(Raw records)
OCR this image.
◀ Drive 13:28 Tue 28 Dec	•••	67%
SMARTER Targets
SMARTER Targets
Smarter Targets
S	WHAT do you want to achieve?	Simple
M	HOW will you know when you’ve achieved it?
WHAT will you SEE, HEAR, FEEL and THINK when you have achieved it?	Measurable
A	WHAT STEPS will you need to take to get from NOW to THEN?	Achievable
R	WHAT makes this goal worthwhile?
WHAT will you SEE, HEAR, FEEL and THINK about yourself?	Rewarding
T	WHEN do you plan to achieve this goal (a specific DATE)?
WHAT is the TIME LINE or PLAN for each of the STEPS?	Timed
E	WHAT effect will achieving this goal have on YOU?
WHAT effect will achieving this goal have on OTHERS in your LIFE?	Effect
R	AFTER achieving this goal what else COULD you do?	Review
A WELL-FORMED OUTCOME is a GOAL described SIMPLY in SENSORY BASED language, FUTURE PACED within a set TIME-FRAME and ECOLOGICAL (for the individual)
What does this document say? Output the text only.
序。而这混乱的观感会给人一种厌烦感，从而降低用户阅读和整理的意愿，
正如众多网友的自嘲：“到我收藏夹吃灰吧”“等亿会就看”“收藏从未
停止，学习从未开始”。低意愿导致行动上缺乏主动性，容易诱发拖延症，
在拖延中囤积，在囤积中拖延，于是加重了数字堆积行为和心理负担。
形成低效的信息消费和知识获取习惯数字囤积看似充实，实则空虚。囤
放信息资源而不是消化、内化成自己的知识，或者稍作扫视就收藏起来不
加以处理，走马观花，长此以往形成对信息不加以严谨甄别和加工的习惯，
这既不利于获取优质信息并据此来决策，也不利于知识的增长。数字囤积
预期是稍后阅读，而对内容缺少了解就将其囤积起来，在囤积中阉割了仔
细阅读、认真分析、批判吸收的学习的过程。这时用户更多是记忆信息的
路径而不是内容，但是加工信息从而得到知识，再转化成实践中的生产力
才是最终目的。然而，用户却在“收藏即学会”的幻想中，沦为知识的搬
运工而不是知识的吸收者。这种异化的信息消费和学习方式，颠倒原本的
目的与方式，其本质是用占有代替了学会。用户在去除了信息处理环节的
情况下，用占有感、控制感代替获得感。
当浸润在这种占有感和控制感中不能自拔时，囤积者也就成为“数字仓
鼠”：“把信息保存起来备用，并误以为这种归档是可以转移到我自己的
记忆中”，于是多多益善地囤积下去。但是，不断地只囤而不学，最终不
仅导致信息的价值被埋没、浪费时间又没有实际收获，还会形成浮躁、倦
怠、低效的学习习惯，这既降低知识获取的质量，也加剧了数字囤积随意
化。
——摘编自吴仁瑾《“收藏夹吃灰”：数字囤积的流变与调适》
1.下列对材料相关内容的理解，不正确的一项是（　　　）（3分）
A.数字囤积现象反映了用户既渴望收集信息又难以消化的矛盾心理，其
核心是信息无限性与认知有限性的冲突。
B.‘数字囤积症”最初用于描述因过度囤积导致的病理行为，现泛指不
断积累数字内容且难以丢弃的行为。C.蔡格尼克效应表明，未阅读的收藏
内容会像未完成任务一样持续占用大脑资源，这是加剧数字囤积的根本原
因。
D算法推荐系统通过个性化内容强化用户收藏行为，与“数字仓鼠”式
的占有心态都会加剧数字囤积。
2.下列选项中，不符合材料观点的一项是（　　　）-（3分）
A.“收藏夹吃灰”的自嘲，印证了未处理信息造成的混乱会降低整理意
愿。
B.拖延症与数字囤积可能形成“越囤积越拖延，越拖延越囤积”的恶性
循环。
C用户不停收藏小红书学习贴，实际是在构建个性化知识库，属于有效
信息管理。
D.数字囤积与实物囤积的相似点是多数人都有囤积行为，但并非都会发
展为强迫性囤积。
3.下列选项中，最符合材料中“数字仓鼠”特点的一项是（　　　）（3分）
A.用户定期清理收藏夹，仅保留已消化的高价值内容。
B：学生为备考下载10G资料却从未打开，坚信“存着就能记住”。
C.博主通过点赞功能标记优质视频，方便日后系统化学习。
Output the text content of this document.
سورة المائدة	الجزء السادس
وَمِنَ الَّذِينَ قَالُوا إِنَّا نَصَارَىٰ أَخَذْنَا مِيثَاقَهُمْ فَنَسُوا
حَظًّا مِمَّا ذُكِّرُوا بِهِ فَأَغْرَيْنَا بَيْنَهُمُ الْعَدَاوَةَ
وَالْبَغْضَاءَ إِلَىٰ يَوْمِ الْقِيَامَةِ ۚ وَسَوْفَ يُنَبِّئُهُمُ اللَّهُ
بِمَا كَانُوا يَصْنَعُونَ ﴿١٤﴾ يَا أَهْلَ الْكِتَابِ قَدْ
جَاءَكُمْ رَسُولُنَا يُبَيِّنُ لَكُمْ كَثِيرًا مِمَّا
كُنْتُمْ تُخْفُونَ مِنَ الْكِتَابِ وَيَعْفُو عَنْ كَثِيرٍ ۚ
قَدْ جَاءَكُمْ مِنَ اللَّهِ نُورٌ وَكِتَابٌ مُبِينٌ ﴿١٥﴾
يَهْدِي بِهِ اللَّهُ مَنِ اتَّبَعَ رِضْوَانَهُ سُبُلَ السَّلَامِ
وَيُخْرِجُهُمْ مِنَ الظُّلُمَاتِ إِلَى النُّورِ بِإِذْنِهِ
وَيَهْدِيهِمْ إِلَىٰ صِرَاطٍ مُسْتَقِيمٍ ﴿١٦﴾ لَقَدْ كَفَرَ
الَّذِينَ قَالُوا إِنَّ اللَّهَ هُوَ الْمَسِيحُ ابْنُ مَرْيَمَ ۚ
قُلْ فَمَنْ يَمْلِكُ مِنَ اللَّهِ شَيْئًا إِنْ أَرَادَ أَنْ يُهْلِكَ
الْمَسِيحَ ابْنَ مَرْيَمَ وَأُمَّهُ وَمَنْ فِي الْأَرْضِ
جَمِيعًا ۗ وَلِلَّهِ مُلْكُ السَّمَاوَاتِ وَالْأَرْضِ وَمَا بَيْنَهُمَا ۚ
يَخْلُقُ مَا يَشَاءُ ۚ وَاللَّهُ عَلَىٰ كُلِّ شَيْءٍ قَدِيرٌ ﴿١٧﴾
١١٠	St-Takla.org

PROBLEM TO SOLVE:
Report the count of lines in the entries that contain the string "have", and nothing besides it.

COMPLETE RESPONSE:
3